▸ Work to complete: Repeat the records exactly. Every line must match.

— BEGIN Information given —

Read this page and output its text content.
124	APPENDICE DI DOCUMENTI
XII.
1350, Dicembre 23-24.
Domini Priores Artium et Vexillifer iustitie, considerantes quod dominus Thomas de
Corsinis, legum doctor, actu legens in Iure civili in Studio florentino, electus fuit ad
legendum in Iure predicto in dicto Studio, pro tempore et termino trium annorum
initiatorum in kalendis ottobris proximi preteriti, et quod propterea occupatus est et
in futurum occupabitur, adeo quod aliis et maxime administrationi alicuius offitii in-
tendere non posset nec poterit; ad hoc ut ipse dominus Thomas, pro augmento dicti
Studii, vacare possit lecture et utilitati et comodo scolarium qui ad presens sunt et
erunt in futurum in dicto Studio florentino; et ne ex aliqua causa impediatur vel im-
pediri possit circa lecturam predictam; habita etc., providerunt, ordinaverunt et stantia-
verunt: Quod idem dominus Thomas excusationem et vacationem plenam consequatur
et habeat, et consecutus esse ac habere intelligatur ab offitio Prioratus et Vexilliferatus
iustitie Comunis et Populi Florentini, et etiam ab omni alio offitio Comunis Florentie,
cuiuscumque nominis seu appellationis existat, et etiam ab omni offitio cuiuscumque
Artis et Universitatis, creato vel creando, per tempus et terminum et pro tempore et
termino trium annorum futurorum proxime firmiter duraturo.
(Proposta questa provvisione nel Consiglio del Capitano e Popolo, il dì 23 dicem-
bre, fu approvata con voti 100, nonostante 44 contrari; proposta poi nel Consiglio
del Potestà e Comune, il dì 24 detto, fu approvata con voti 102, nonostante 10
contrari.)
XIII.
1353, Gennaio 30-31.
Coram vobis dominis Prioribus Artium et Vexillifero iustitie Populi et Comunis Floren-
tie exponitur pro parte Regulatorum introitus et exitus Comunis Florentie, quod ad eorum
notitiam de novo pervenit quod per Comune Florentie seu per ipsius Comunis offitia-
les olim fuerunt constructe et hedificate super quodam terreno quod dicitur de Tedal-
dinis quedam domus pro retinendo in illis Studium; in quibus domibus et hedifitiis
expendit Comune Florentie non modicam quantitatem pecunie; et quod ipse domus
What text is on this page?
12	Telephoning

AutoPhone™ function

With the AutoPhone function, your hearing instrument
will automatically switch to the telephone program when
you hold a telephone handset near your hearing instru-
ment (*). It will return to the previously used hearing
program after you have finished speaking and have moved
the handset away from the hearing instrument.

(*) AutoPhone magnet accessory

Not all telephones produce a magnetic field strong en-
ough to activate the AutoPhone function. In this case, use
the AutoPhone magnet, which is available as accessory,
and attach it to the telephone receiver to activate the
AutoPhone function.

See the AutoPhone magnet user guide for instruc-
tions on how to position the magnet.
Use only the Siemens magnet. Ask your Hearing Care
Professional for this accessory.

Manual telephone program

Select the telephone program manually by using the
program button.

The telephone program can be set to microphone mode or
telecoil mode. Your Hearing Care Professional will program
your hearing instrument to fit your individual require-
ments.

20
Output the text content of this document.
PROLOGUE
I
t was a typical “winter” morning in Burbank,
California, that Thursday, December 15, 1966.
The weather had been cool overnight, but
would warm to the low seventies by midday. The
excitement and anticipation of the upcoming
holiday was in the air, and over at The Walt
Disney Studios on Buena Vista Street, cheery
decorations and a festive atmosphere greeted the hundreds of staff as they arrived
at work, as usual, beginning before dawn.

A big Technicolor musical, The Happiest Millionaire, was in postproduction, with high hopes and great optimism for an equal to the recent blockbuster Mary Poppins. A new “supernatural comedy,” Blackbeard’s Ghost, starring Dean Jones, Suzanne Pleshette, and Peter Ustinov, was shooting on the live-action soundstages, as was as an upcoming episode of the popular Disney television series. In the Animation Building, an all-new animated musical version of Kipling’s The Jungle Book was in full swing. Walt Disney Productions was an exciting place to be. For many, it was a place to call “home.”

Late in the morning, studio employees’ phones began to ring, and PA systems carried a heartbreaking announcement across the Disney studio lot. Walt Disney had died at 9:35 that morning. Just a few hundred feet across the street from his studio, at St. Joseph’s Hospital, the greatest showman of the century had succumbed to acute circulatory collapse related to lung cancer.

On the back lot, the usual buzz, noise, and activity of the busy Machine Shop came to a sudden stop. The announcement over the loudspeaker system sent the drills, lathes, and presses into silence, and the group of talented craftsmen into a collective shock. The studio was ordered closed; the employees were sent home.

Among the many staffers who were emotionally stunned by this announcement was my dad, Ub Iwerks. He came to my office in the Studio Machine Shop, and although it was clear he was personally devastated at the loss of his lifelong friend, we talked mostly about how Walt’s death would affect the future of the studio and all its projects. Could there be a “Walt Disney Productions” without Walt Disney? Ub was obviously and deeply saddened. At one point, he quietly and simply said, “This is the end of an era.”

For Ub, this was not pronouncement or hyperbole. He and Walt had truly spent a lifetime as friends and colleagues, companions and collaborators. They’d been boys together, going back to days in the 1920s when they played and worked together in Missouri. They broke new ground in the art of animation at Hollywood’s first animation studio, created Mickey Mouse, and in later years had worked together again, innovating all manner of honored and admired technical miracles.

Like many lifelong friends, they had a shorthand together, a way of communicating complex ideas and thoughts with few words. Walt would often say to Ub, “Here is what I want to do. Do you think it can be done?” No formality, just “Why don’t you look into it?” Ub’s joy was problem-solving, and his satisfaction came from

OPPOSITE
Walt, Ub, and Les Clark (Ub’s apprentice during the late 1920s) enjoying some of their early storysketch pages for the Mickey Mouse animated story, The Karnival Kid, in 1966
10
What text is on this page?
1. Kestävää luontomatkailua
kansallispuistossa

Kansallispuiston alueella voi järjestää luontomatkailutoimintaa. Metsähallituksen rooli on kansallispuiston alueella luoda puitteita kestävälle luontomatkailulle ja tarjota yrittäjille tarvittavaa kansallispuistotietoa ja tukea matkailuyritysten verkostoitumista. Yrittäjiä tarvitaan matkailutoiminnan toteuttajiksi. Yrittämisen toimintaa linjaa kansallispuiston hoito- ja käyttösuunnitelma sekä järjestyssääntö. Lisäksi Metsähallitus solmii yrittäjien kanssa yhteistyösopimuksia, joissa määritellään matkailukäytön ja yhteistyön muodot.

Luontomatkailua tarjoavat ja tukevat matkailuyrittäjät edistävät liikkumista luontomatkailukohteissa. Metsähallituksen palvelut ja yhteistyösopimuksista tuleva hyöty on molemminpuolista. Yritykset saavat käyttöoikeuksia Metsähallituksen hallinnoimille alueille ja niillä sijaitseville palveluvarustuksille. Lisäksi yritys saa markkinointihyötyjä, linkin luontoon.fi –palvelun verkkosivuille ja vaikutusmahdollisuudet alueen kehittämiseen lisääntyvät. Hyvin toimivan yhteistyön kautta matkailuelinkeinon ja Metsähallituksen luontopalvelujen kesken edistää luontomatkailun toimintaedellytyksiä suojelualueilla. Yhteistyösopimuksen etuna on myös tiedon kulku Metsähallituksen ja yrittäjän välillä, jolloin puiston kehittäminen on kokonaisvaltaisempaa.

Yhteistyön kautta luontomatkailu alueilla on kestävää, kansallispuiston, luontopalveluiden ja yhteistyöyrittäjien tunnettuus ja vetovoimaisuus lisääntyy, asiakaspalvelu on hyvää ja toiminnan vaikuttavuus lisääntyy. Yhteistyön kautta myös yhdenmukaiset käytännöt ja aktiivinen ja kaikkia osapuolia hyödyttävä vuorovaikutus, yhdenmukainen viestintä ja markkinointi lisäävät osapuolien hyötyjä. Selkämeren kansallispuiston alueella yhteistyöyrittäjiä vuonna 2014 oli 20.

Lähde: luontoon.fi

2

— END Information given —

▸ The completed task:
Read this page and output its text content.
124	APPENDICE DI DOCUMENTI
XII.
1350, Dicembre 23-24.
Domini Priores Artium et Vexillifer iustitie, considerantes quod dominus Thomas de
Corsinis, legum doctor, actu legens in Iure civili in Studio florentino, electus fuit ad
legendum in Iure predicto in dicto Studio, pro tempore et termino trium annorum
initiatorum in kalendis ottobris proximi preteriti, et quod propterea occupatus est et
in futurum occupabitur, adeo quod aliis et maxime administrationi alicuius offitii in-
tendere non posset nec poterit; ad hoc ut ipse dominus Thomas, pro augmento dicti
Studii, vacare possit lecture et utilitati et comodo scolarium qui ad presens sunt et
erunt in futurum in dicto Studio florentino; et ne ex aliqua causa impediatur vel im-
pediri possit circa lecturam predictam; habita etc., providerunt, ordinaverunt et stantia-
verunt: Quod idem dominus Thomas excusationem et vacationem plenam consequatur
et habeat, et consecutus esse ac habere intelligatur ab offitio Prioratus et Vexilliferatus
iustitie Comunis et Populi Florentini, et etiam ab omni alio offitio Comunis Florentie,
cuiuscumque nominis seu appellationis existat, et etiam ab omni offitio cuiuscumque
Artis et Universitatis, creato vel creando, per tempus et terminum et pro tempore et
termino trium annorum futurorum proxime firmiter duraturo.
(Proposta questa provvisione nel Consiglio del Capitano e Popolo, il dì 23 dicem-
bre, fu approvata con voti 100, nonostante 44 contrari; proposta poi nel Consiglio
del Potestà e Comune, il dì 24 detto, fu approvata con voti 102, nonostante 10
contrari.)
XIII.
1353, Gennaio 30-31.
Coram vobis dominis Prioribus Artium et Vexillifero iustitie Populi et Comunis Floren-
tie exponitur pro parte Regulatorum introitus et exitus Comunis Florentie, quod ad eorum
notitiam de novo pervenit quod per Comune Florentie seu per ipsius Comunis offitia-
les olim fuerunt constructe et hedificate super quodam terreno quod dicitur de Tedal-
dinis quedam domus pro retinendo in illis Studium; in quibus domibus et hedifitiis
expendit Comune Florentie non modicam quantitatem pecunie; et quod ipse domus
What text is on this page?
12	Telephoning

AutoPhone™ function

With the AutoPhone function, your hearing instrument
will automatically switch to the telephone program when
you hold a telephone handset near your hearing instru-
ment (*). It will return to the previously used hearing
program after you have finished speaking and have moved
the handset away from the hearing instrument.

(*) AutoPhone magnet accessory

Not all telephones produce a magnetic field strong en-
ough to activate the AutoPhone function. In this case, use
the AutoPhone magnet, which is available as accessory,
and attach it to the telephone receiver to activate the
AutoPhone function.

See the AutoPhone magnet user guide for instruc-
tions on how to position the magnet.
Use only the Siemens magnet. Ask your Hearing Care
Professional for this accessory.

Manual telephone program

Select the telephone program manually by using the
program button.

The telephone program can be set to microphone mode or
telecoil mode. Your Hearing Care Professional will program
your hearing instrument to fit your individual require-
ments.

20
Output the text content of this document.
PROLOGUE
I
t was a typical “winter” morning in Burbank,
California, that Thursday, December 15, 1966.
The weather had been cool overnight, but
would warm to the low seventies by midday. The
excitement and anticipation of the upcoming
holiday was in the air, and over at The Walt
Disney Studios on Buena Vista Street, cheery
decorations and a festive atmosphere greeted the hundreds of staff as they arrived
at work, as usual, beginning before dawn.

A big Technicolor musical, The Happiest Millionaire, was in postproduction, with high hopes and great optimism for an equal to the recent blockbuster Mary Poppins. A new “supernatural comedy,” Blackbeard’s Ghost, starring Dean Jones, Suzanne Pleshette, and Peter Ustinov, was shooting on the live-action soundstages, as was as an upcoming episode of the popular Disney television series. In the Animation Building, an all-new animated musical version of Kipling’s The Jungle Book was in full swing. Walt Disney Productions was an exciting place to be. For many, it was a place to call “home.”

Late in the morning, studio employees’ phones began to ring, and PA systems carried a heartbreaking announcement across the Disney studio lot. Walt Disney had died at 9:35 that morning. Just a few hundred feet across the street from his studio, at St. Joseph’s Hospital, the greatest showman of the century had succumbed to acute circulatory collapse related to lung cancer.

On the back lot, the usual buzz, noise, and activity of the busy Machine Shop came to a sudden stop. The announcement over the loudspeaker system sent the drills, lathes, and presses into silence, and the group of talented craftsmen into a collective shock. The studio was ordered closed; the employees were sent home.

Among the many staffers who were emotionally stunned by this announcement was my dad, Ub Iwerks. He came to my office in the Studio Machine Shop, and although it was clear he was personally devastated at the loss of his lifelong friend, we talked mostly about how Walt’s death would affect the future of the studio and all its projects. Could there be a “Walt Disney Productions” without Walt Disney? Ub was obviously and deeply saddened. At one point, he quietly and simply said, “This is the end of an era.”

For Ub, this was not pronouncement or hyperbole. He and Walt had truly spent a lifetime as friends and colleagues, companions and collaborators. They’d been boys together, going back to days in the 1920s when they played and worked together in Missouri. They broke new ground in the art of animation at Hollywood’s first animation studio, created Mickey Mouse, and in later years had worked together again, innovating all manner of honored and admired technical miracles.

Like many lifelong friends, they had a shorthand together, a way of communicating complex ideas and thoughts with few words. Walt would often say to Ub, “Here is what I want to do. Do you think it can be done?” No formality, just “Why don’t you look into it?” Ub’s joy was problem-solving, and his satisfaction came from

OPPOSITE
Walt, Ub, and Les Clark (Ub’s apprentice during the late 1920s) enjoying some of their early storysketch pages for the Mickey Mouse animated story, The Karnival Kid, in 1966
10
What text is on this page?
1. Kestävää luontomatkailua
kansallispuistossa

Kansallispuiston alueella voi järjestää luontomatkailutoimintaa. Metsähallituksen rooli on kansallispuiston alueella luoda puitteita kestävälle luontomatkailulle ja tarjota yrittäjille tarvittavaa kansallispuistotietoa ja tukea matkailuyritysten verkostoitumista. Yrittäjiä tarvitaan matkailutoiminnan toteuttajiksi. Yrittämisen toimintaa linjaa kansallispuiston hoito- ja käyttösuunnitelma sekä järjestyssääntö. Lisäksi Metsähallitus solmii yrittäjien kanssa yhteistyösopimuksia, joissa määritellään matkailukäytön ja yhteistyön muodot.

Luontomatkailua tarjoavat ja tukevat matkailuyrittäjät edistävät liikkumista luontomatkailukohteissa. Metsähallituksen palvelut ja yhteistyösopimuksista tuleva hyöty on molemminpuolista. Yritykset saavat käyttöoikeuksia Metsähallituksen hallinnoimille alueille ja niillä sijaitseville palveluvarustuksille. Lisäksi yritys saa markkinointihyötyjä, linkin luontoon.fi –palvelun verkkosivuille ja vaikutusmahdollisuudet alueen kehittämiseen lisääntyvät. Hyvin toimivan yhteistyön kautta matkailuelinkeinon ja Metsähallituksen luontopalvelujen kesken edistää luontomatkailun toimintaedellytyksiä suojelualueilla. Yhteistyösopimuksen etuna on myös tiedon kulku Metsähallituksen ja yrittäjän välillä, jolloin puiston kehittäminen on kokonaisvaltaisempaa.

Yhteistyön kautta luontomatkailu alueilla on kestävää, kansallispuiston, luontopalveluiden ja yhteistyöyrittäjien tunnettuus ja vetovoimaisuus lisääntyy, asiakaspalvelu on hyvää ja toiminnan vaikuttavuus lisääntyy. Yhteistyön kautta myös yhdenmukaiset käytännöt ja aktiivinen ja kaikkia osapuolia hyödyttävä vuorovaikutus, yhdenmukainen viestintä ja markkinointi lisäävät osapuolien hyötyjä. Selkämeren kansallispuiston alueella yhteistyöyrittäjiä vuonna 2014 oli 20.

Lähde: luontoon.fi

2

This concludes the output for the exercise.